[Figure record extracts]

◆ ◆ ◆ ◆ ◆

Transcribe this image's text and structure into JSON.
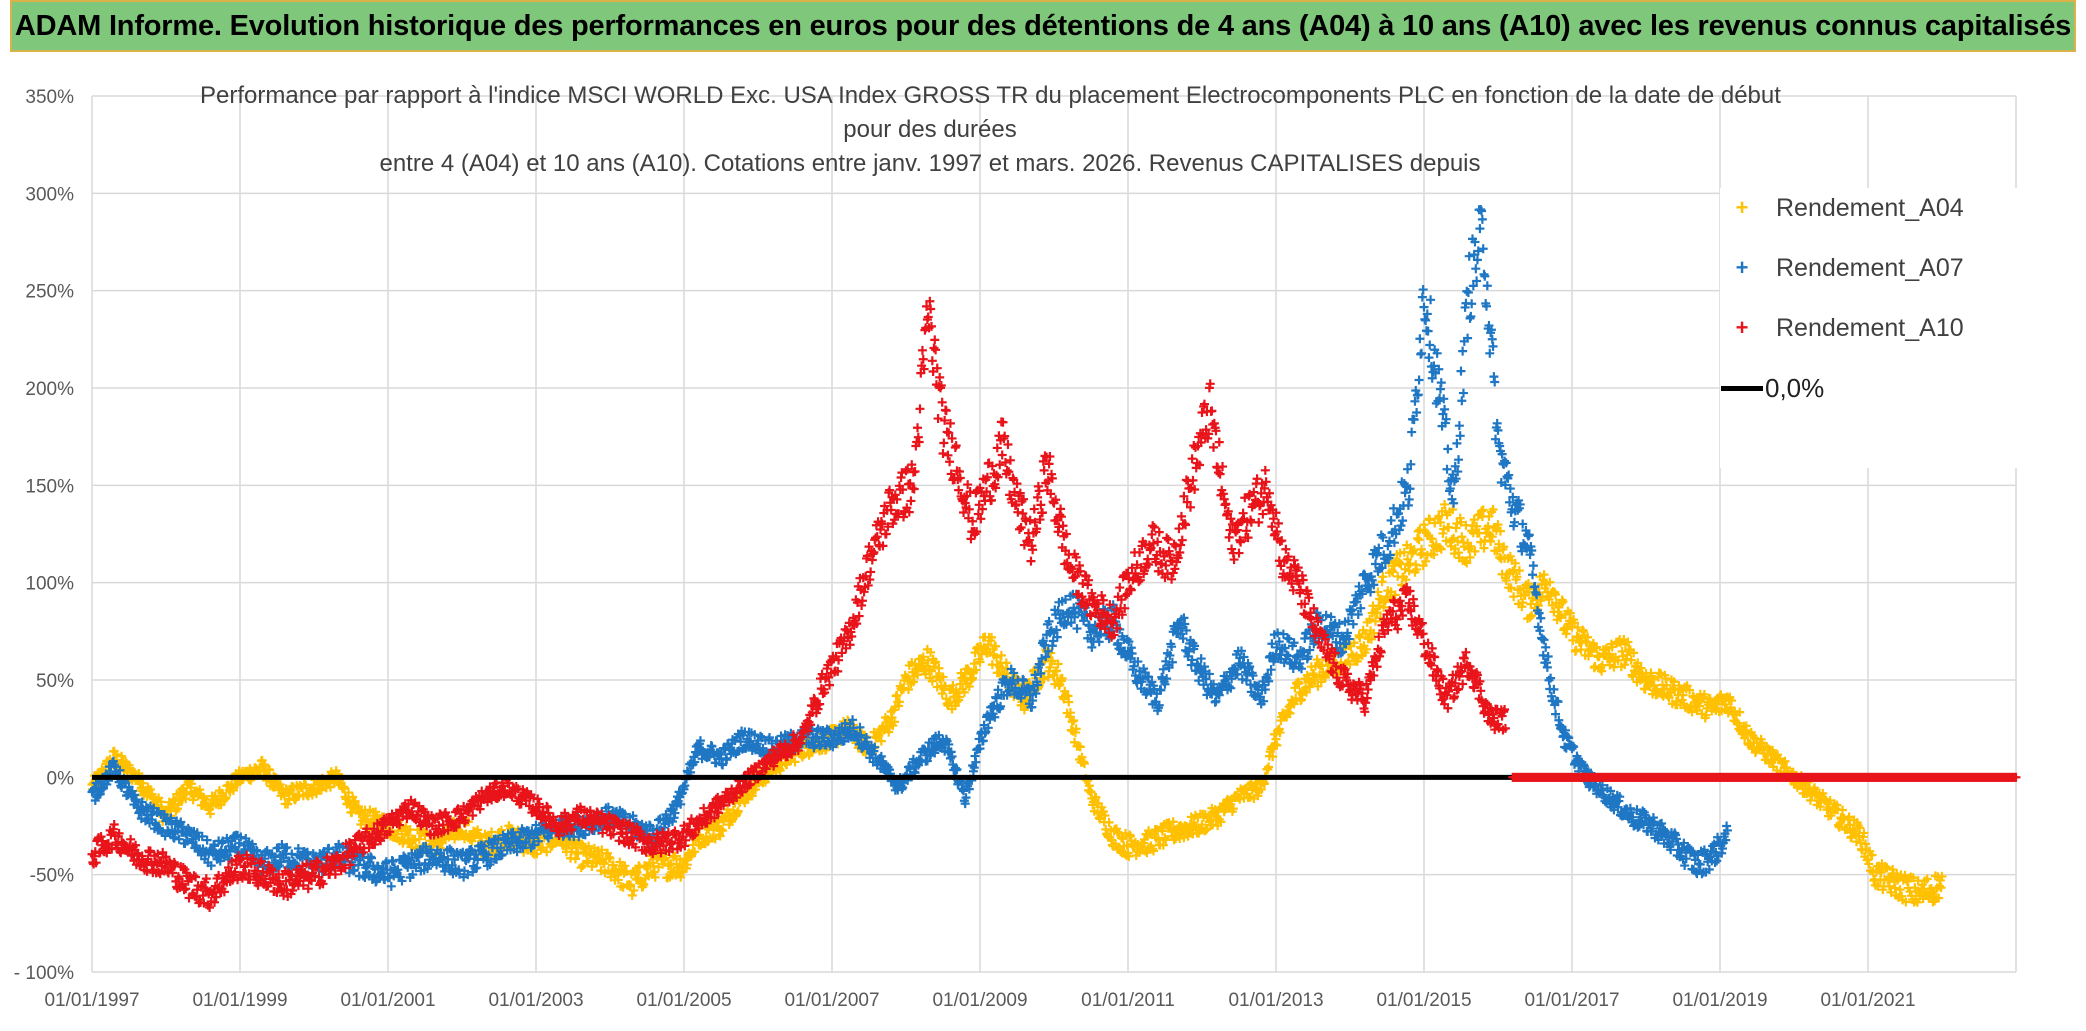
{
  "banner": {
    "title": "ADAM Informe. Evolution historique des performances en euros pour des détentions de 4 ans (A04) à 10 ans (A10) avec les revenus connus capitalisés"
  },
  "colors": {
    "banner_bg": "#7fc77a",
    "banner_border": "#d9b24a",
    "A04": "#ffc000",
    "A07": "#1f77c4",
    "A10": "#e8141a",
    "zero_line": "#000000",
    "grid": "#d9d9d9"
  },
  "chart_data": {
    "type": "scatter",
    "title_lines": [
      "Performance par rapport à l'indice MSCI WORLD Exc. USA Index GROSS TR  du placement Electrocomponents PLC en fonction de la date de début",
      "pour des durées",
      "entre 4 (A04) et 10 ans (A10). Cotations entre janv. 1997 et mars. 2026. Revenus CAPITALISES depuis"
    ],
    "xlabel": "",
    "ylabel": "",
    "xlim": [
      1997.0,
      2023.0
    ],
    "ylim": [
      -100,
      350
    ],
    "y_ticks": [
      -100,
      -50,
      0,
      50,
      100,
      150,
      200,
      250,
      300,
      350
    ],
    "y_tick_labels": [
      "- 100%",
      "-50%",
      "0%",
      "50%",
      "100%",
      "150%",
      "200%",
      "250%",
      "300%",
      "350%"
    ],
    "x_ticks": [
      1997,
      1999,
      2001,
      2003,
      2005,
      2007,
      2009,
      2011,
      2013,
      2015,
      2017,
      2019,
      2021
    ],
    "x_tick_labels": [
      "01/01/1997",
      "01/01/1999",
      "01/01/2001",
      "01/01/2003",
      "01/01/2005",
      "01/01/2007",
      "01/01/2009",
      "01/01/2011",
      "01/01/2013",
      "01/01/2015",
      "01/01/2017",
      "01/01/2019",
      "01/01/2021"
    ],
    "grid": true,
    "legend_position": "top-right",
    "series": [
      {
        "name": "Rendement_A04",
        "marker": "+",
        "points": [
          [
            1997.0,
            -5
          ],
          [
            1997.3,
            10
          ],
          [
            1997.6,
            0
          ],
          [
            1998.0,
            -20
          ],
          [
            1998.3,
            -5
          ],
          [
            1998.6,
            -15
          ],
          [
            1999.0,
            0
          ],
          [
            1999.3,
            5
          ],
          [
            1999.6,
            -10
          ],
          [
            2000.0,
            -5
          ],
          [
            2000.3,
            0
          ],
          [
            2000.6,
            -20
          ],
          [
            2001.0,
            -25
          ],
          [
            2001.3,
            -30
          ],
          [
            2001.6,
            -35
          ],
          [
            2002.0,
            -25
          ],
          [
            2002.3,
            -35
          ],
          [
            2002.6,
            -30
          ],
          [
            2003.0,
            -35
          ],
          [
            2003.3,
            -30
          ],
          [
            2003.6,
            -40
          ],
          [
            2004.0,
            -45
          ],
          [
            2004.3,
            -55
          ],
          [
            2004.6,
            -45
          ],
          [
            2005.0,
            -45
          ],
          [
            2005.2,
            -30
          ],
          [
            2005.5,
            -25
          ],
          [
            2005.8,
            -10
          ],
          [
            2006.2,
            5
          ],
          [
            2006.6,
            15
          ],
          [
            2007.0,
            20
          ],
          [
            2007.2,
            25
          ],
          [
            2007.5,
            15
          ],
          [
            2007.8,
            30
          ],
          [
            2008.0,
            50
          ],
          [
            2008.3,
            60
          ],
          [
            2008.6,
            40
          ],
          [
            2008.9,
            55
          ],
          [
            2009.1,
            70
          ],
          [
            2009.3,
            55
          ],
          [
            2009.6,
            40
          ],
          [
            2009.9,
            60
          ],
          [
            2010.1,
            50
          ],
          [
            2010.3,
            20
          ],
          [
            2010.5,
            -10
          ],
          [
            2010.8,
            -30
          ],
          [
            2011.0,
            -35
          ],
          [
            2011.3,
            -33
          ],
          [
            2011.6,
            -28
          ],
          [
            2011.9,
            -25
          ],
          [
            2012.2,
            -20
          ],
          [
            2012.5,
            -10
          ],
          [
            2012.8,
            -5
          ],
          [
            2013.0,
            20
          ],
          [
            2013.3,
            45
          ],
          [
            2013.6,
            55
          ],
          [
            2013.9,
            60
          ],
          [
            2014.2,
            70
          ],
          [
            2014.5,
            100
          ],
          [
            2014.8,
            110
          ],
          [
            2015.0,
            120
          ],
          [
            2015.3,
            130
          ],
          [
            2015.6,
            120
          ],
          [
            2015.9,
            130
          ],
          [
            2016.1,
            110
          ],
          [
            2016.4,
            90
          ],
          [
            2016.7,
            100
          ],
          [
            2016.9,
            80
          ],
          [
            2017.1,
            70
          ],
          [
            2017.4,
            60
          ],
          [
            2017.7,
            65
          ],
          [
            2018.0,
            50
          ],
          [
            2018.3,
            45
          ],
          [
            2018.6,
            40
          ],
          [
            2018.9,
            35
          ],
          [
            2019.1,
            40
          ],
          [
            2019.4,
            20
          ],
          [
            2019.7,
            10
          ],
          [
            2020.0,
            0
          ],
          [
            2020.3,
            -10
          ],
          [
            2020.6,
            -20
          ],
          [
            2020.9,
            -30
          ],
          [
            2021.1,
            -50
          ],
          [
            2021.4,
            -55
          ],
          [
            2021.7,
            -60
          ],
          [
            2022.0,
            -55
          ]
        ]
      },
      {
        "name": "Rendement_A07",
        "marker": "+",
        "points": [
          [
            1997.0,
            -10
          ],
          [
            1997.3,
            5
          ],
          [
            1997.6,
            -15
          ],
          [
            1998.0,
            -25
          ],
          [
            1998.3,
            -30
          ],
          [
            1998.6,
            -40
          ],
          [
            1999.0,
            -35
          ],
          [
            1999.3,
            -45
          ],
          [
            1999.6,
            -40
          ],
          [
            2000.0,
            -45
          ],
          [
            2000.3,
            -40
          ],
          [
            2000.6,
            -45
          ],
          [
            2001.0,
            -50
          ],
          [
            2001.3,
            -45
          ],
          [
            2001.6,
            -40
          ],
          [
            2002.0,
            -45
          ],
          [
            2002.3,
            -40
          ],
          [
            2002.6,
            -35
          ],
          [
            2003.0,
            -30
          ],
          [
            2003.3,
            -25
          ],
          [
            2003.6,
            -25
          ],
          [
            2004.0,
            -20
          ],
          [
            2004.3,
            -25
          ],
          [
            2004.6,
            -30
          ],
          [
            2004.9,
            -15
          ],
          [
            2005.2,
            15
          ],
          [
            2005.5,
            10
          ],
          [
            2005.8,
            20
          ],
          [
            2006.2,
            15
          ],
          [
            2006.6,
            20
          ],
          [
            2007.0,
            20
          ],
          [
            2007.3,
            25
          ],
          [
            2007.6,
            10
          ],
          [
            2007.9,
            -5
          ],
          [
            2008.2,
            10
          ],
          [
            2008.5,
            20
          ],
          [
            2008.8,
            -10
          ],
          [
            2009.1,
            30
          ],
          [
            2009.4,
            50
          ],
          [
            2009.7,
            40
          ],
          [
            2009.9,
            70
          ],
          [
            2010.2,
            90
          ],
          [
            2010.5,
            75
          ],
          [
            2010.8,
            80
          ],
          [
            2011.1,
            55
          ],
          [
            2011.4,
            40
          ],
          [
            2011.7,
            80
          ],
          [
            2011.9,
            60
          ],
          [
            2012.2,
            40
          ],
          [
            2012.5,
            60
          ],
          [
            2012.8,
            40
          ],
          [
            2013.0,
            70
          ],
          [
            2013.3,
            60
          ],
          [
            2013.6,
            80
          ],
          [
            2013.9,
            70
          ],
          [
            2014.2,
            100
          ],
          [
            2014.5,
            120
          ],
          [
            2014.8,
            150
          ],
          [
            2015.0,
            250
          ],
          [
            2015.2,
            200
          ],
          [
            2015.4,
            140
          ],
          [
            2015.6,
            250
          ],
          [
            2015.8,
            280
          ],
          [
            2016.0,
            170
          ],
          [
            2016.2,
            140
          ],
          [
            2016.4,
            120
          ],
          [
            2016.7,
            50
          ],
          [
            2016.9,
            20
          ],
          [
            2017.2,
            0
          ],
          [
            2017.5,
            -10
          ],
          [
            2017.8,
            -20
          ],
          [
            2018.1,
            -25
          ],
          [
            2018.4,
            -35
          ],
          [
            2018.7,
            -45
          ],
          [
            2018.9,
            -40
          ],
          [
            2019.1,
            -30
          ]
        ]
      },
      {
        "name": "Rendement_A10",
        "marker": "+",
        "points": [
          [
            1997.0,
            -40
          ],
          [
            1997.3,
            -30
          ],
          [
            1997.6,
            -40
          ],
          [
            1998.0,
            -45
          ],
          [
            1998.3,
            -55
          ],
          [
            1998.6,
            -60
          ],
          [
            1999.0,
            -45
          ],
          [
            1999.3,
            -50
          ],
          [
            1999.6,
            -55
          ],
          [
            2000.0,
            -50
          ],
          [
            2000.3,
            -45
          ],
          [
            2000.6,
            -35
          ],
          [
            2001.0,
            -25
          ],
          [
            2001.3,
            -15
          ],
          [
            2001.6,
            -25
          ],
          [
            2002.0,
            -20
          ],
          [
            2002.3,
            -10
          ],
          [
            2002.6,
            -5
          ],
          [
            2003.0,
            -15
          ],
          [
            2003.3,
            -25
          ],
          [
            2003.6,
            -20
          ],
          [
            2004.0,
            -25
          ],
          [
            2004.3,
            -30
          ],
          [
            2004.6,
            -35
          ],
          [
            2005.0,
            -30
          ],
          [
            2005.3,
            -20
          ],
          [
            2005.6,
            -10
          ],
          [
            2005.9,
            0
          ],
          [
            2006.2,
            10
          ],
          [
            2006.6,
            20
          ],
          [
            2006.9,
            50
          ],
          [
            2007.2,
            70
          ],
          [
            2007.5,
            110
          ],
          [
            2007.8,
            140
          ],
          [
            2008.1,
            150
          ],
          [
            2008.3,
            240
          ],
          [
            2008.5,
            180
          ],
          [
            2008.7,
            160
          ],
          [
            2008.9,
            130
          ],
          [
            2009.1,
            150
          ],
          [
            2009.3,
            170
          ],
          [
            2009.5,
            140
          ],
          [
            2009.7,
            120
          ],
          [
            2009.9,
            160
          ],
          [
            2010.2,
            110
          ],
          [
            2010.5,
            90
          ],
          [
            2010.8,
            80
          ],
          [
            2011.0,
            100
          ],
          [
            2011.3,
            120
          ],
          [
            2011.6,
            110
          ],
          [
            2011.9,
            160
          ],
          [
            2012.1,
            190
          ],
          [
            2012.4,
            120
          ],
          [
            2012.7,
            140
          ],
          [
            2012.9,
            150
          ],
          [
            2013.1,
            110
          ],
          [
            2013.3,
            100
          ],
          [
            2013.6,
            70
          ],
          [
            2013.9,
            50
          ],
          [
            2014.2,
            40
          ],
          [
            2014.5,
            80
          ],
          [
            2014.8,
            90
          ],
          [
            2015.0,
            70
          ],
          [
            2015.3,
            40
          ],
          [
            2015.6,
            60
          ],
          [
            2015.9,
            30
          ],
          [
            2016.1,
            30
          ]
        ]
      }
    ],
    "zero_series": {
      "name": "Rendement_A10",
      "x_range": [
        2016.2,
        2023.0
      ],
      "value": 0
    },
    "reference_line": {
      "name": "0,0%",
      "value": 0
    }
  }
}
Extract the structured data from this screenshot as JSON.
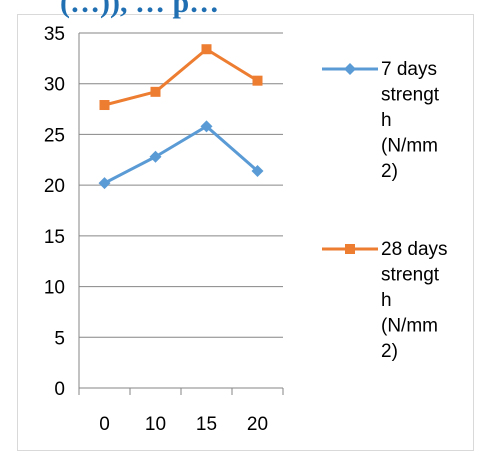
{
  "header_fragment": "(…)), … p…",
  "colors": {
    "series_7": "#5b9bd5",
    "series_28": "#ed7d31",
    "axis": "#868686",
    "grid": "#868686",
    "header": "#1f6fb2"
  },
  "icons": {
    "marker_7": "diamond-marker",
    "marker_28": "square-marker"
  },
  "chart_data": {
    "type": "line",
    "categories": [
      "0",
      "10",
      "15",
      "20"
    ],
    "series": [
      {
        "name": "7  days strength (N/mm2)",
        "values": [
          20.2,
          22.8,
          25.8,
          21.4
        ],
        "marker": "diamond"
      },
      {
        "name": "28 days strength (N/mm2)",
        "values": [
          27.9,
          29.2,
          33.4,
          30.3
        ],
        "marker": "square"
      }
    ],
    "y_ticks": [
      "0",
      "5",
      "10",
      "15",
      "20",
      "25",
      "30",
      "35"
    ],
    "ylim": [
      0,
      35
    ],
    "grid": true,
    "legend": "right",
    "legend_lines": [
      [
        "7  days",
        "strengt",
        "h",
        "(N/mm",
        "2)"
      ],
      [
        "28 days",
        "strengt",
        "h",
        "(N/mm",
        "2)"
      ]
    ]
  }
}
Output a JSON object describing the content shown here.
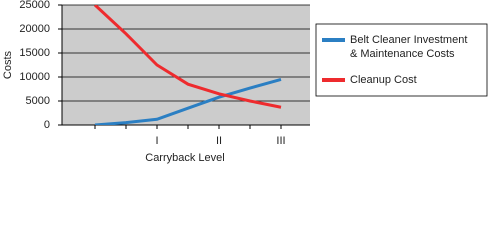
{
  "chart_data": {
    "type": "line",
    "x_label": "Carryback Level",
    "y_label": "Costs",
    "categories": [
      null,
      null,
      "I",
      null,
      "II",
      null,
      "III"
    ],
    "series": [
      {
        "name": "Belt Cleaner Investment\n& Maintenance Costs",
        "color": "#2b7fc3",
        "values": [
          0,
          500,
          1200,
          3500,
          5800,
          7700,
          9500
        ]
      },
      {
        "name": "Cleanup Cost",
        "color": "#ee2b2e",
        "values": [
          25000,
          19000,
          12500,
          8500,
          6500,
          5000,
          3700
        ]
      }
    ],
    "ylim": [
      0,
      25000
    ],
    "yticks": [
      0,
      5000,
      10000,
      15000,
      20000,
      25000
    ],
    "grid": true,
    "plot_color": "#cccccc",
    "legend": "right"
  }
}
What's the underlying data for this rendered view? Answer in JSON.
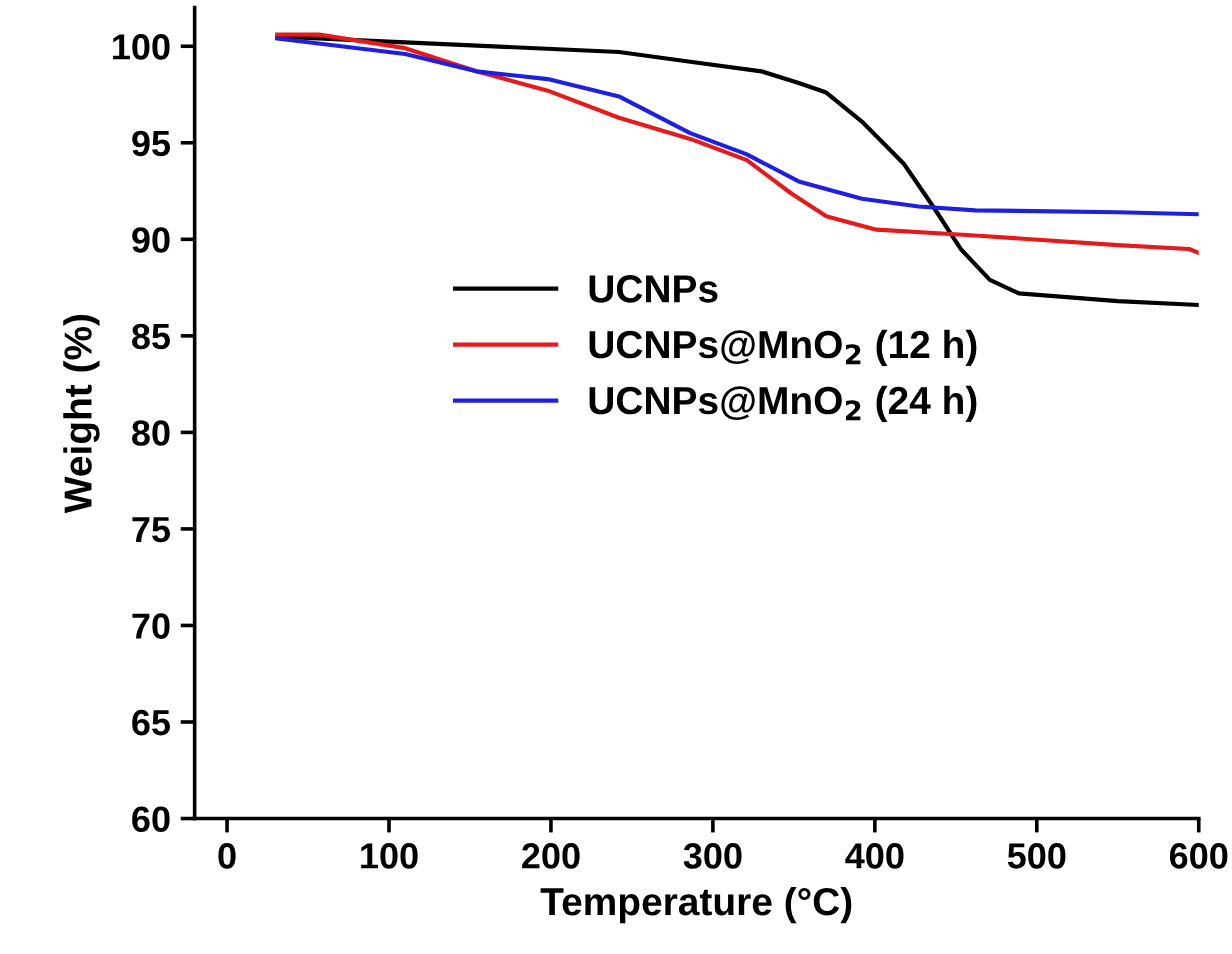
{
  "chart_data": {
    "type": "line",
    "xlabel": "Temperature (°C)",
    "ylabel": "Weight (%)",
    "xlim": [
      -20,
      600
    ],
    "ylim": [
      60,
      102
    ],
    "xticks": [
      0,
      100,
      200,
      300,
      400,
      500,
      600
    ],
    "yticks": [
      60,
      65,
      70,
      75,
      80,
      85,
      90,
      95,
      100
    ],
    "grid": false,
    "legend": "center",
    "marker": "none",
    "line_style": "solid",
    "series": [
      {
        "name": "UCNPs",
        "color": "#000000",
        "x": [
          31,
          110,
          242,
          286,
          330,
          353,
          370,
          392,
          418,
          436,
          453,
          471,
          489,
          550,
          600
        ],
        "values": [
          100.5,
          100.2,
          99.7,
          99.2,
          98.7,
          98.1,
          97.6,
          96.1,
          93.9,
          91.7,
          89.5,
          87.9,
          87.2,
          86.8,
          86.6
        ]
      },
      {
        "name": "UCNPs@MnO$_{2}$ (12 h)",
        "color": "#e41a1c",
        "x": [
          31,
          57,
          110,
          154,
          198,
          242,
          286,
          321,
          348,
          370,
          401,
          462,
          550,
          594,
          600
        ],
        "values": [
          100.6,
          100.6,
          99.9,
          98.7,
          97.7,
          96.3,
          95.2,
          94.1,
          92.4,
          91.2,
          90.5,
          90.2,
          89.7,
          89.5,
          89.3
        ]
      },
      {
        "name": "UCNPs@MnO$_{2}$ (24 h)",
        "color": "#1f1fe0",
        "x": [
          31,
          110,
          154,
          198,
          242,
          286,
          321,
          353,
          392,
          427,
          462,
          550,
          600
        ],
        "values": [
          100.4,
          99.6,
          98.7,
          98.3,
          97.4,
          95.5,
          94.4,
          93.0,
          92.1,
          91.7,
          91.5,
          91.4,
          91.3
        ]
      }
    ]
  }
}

◆ ◆ ◆ ◆ ◆

● PROBLEM DESCRIPTION: Find how many lines hold the string "strength", and state that number alone.

● RESULT: 2